List, from the lines below, each one with "Magic" in it.

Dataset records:
====================

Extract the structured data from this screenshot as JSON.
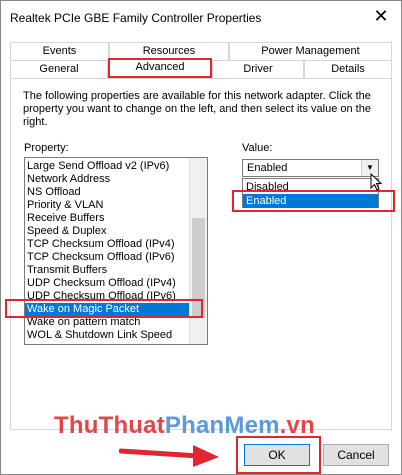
{
  "window": {
    "title": "Realtek PCIe GBE Family Controller Properties",
    "close_glyph": "✕"
  },
  "tabs": {
    "row1": [
      {
        "label": "Events"
      },
      {
        "label": "Resources"
      },
      {
        "label": "Power Management"
      }
    ],
    "row2": [
      {
        "label": "General"
      },
      {
        "label": "Advanced",
        "active": true
      },
      {
        "label": "Driver"
      },
      {
        "label": "Details"
      }
    ]
  },
  "description": "The following properties are available for this network adapter. Click the property you want to change on the left, and then select its value on the right.",
  "property": {
    "label": "Property:",
    "items": [
      "Large Send Offload v2 (IPv6)",
      "Network Address",
      "NS Offload",
      "Priority & VLAN",
      "Receive Buffers",
      "Speed & Duplex",
      "TCP Checksum Offload (IPv4)",
      "TCP Checksum Offload (IPv6)",
      "Transmit Buffers",
      "UDP Checksum Offload (IPv4)",
      "UDP Checksum Offload (IPv6)",
      "Wake on Magic Packet",
      "Wake on pattern match",
      "WOL & Shutdown Link Speed"
    ],
    "selected": "Wake on Magic Packet"
  },
  "value": {
    "label": "Value:",
    "current": "Enabled",
    "options": [
      {
        "label": "Disabled"
      },
      {
        "label": "Enabled",
        "selected": true
      }
    ]
  },
  "buttons": {
    "ok": "OK",
    "cancel": "Cancel"
  },
  "watermark": {
    "part1": "ThuThuat",
    "part2": "PhanMem",
    "part3": ".vn"
  },
  "colors": {
    "highlight": "#0078d7",
    "annotation_red": "#e0262f"
  }
}
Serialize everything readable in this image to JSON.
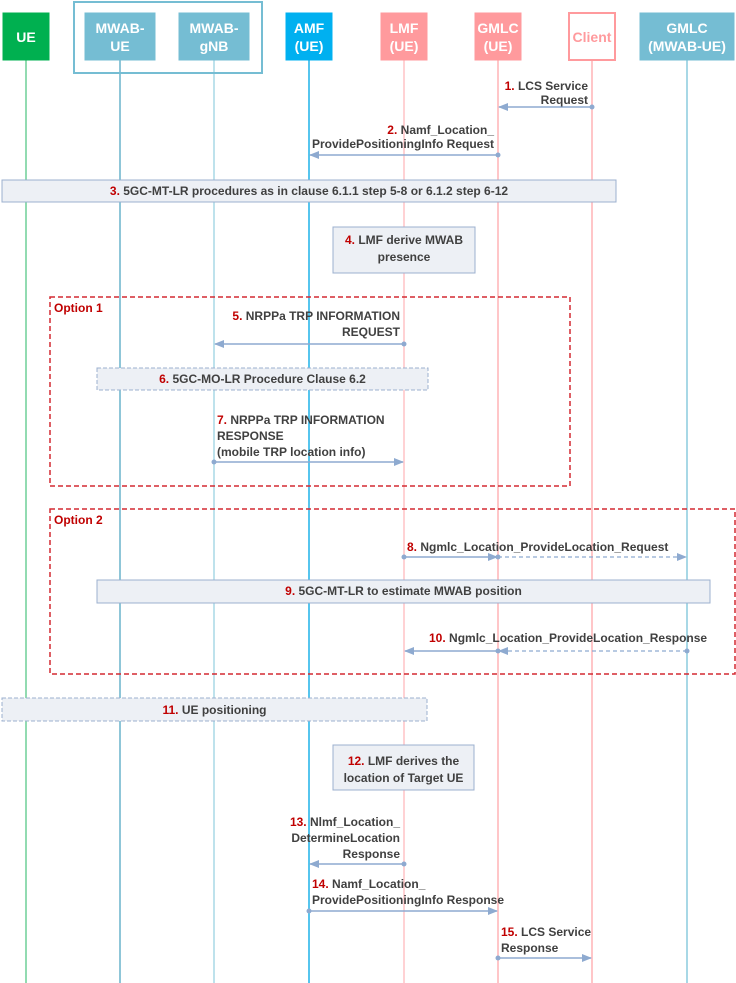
{
  "colors": {
    "ue": "#00b050",
    "mwab": "#75bdd3",
    "amf": "#00b0f0",
    "lmf": "#ff9a9d",
    "client_border": "#ff9a9d",
    "client_text": "#ff9a9d",
    "arrow": "#8eaad0",
    "box_fill": "#edf0f5",
    "box_border": "#9cb0cf",
    "option_border": "#d42a32",
    "step_number": "#c00000"
  },
  "entities": [
    {
      "id": "ue",
      "lines": [
        "UE"
      ]
    },
    {
      "id": "mwab-ue",
      "lines": [
        "MWAB-",
        "UE"
      ]
    },
    {
      "id": "mwab-gnb",
      "lines": [
        "MWAB-",
        "gNB"
      ]
    },
    {
      "id": "amf",
      "lines": [
        "AMF",
        "(UE)"
      ]
    },
    {
      "id": "lmf",
      "lines": [
        "LMF",
        "(UE)"
      ]
    },
    {
      "id": "gmlc-ue",
      "lines": [
        "GMLC",
        "(UE)"
      ]
    },
    {
      "id": "client",
      "lines": [
        "Client"
      ]
    },
    {
      "id": "gmlc-mwab-ue",
      "lines": [
        "GMLC",
        "(MWAB-UE)"
      ]
    }
  ],
  "options": [
    {
      "label": "Option 1"
    },
    {
      "label": "Option 2"
    }
  ],
  "steps": [
    {
      "n": "1.",
      "type": "message",
      "from": "client",
      "to": "gmlc-ue",
      "lines": [
        "LCS Service",
        "Request"
      ]
    },
    {
      "n": "2.",
      "type": "message",
      "from": "gmlc-ue",
      "to": "amf",
      "lines": [
        "Namf_Location_",
        "ProvidePositioningInfo Request"
      ]
    },
    {
      "n": "3.",
      "type": "procedure",
      "lines": [
        "5GC-MT-LR procedures as in clause 6.1.1 step 5-8 or 6.1.2 step 6-12"
      ]
    },
    {
      "n": "4.",
      "type": "action",
      "lines": [
        "LMF derive MWAB",
        "presence"
      ]
    },
    {
      "n": "5.",
      "type": "message",
      "from": "lmf",
      "to": "mwab-gnb",
      "lines": [
        "NRPPa TRP INFORMATION",
        "REQUEST"
      ]
    },
    {
      "n": "6.",
      "type": "procedure",
      "lines": [
        "5GC-MO-LR Procedure Clause 6.2"
      ]
    },
    {
      "n": "7.",
      "type": "message",
      "from": "mwab-gnb",
      "to": "lmf",
      "lines": [
        "NRPPa TRP INFORMATION",
        "RESPONSE",
        "(mobile TRP location info)"
      ]
    },
    {
      "n": "8.",
      "type": "message",
      "from": "lmf",
      "to": "gmlc-mwab-ue",
      "lines": [
        "Ngmlc_Location_ProvideLocation_Request"
      ]
    },
    {
      "n": "9.",
      "type": "procedure",
      "lines": [
        "5GC-MT-LR to estimate MWAB position"
      ]
    },
    {
      "n": "10.",
      "type": "message",
      "from": "gmlc-mwab-ue",
      "to": "lmf",
      "lines": [
        "Ngmlc_Location_ProvideLocation_Response"
      ]
    },
    {
      "n": "11.",
      "type": "procedure",
      "lines": [
        "UE positioning"
      ]
    },
    {
      "n": "12.",
      "type": "action",
      "lines": [
        "LMF derives the",
        "location of Target UE"
      ]
    },
    {
      "n": "13.",
      "type": "message",
      "from": "lmf",
      "to": "amf",
      "lines": [
        "Nlmf_Location_",
        "DetermineLocation",
        "Response"
      ]
    },
    {
      "n": "14.",
      "type": "message",
      "from": "amf",
      "to": "gmlc-ue",
      "lines": [
        "Namf_Location_",
        "ProvidePositioningInfo Response"
      ]
    },
    {
      "n": "15.",
      "type": "message",
      "from": "gmlc-ue",
      "to": "client",
      "lines": [
        "LCS Service",
        "Response"
      ]
    }
  ]
}
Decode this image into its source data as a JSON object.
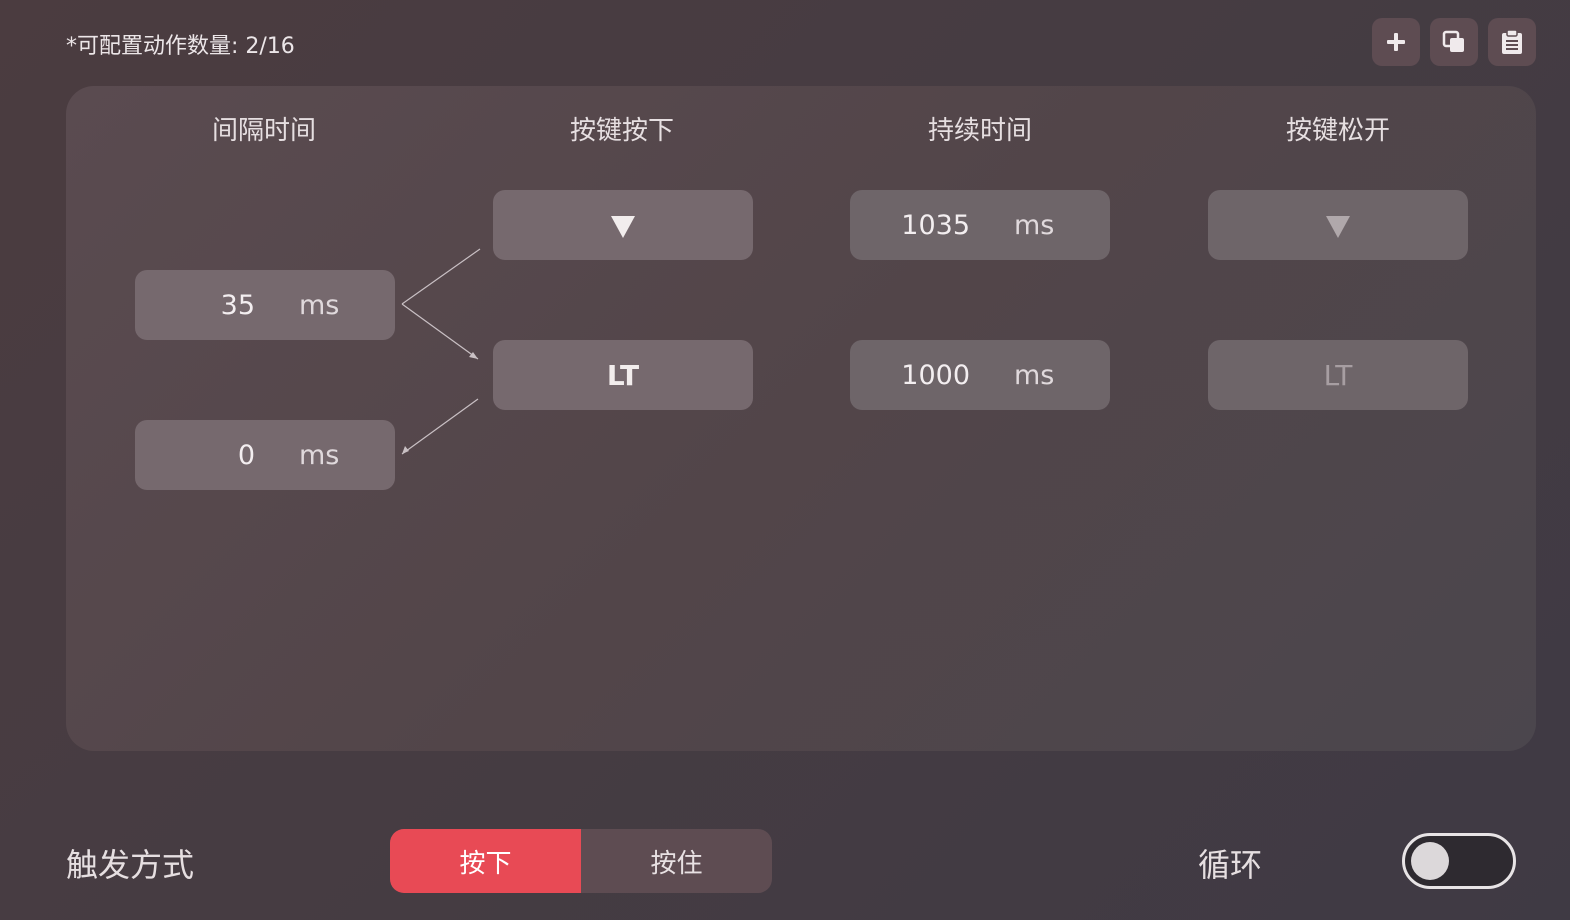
{
  "header": {
    "quota_label": "*可配置动作数量: 2/16"
  },
  "toolbar": {
    "buttons": [
      {
        "name": "add",
        "icon": "plus-icon"
      },
      {
        "name": "copy",
        "icon": "copy-icon"
      },
      {
        "name": "paste",
        "icon": "clipboard-icon"
      }
    ]
  },
  "table": {
    "columns": [
      "间隔时间",
      "按键按下",
      "持续时间",
      "按键松开"
    ],
    "intervals": [
      {
        "value": "35",
        "unit": "ms"
      },
      {
        "value": "0",
        "unit": "ms"
      }
    ],
    "actions": [
      {
        "press": "",
        "press_icon": "triangle-down-icon",
        "duration": "1035",
        "duration_unit": "ms",
        "release": "",
        "release_icon": "triangle-down-icon"
      },
      {
        "press": "LT",
        "duration": "1000",
        "duration_unit": "ms",
        "release": "LT"
      }
    ]
  },
  "trigger": {
    "label": "触发方式",
    "options": [
      "按下",
      "按住"
    ],
    "selected": "按下"
  },
  "loop": {
    "label": "循环",
    "enabled": false
  },
  "colors": {
    "accent": "#e84a55",
    "panel": "#54474b",
    "cell": "#76696e"
  }
}
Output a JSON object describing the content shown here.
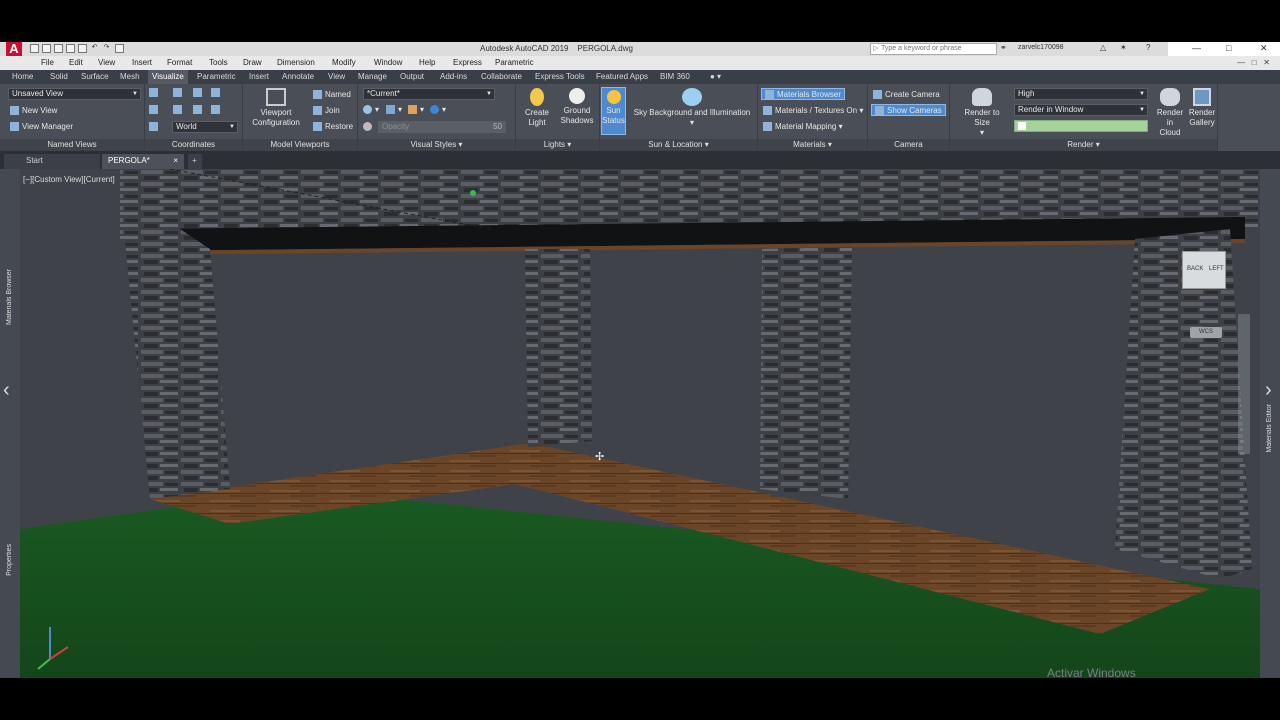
{
  "title_bar": {
    "app_title": "Autodesk AutoCAD 2019",
    "file_name": "PERGOLA.dwg",
    "search_placeholder": "Type a keyword or phrase",
    "user": "zarvelc170098"
  },
  "menu": [
    "File",
    "Edit",
    "View",
    "Insert",
    "Format",
    "Tools",
    "Draw",
    "Dimension",
    "Modify",
    "Window",
    "Help",
    "Express",
    "Parametric"
  ],
  "ribbon_tabs": [
    "Home",
    "Solid",
    "Surface",
    "Mesh",
    "Visualize",
    "Parametric",
    "Insert",
    "Annotate",
    "View",
    "Manage",
    "Output",
    "Add-ins",
    "Collaborate",
    "Express Tools",
    "Featured Apps",
    "BIM 360"
  ],
  "active_ribbon_tab": "Visualize",
  "panels": {
    "named_views": {
      "title": "Named Views",
      "view_select": "Unsaved View",
      "new_view": "New View",
      "view_manager": "View Manager"
    },
    "coordinates": {
      "title": "Coordinates",
      "ucs_select": "World"
    },
    "model_viewports": {
      "title": "Model Viewports",
      "viewport_config_line1": "Viewport",
      "viewport_config_line2": "Configuration",
      "named": "Named",
      "join": "Join",
      "restore": "Restore"
    },
    "visual_styles": {
      "title": "Visual Styles",
      "style_select": "*Current*",
      "opacity_label": "Opacity",
      "opacity_value": "50"
    },
    "lights": {
      "title": "Lights",
      "create_light_1": "Create",
      "create_light_2": "Light",
      "ground_shadows_1": "Ground",
      "ground_shadows_2": "Shadows"
    },
    "sun_location": {
      "title": "Sun & Location",
      "sun_status_1": "Sun",
      "sun_status_2": "Status",
      "sky_bg": "Sky Background and Illumination"
    },
    "materials": {
      "title": "Materials",
      "materials_browser": "Materials Browser",
      "materials_textures": "Materials / Textures On",
      "material_mapping": "Material Mapping"
    },
    "camera": {
      "title": "Camera",
      "create_camera": "Create Camera",
      "show_cameras": "Show Cameras"
    },
    "render": {
      "title": "Render",
      "render_to_size": "Render to Size",
      "quality": "High",
      "render_in": "Render in Window",
      "render_cloud_1": "Render in",
      "render_cloud_2": "Cloud",
      "render_gallery_1": "Render",
      "render_gallery_2": "Gallery"
    }
  },
  "doc_tabs": [
    "Start",
    "PERGOLA*"
  ],
  "viewport": {
    "label": "[−][Custom View][Current]",
    "viewcube_back": "BACK",
    "viewcube_left": "LEFT",
    "wcs": "WCS",
    "watermark": "Activar Windows"
  },
  "palettes": {
    "left_top": "Materials Browser",
    "left_bottom": "Properties",
    "right": "Materials Editor"
  },
  "colors": {
    "ribbon": "#4a4f57",
    "viewport_bg": "#40444a",
    "grass": "#1e5a21",
    "wood": "#6b4528",
    "stone": "#3c3f44",
    "accent": "#4f8ad1"
  }
}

====================

* _Full answer_:
      "Wake on Magic Packet",
    "selected": "Wake on Magic Packet"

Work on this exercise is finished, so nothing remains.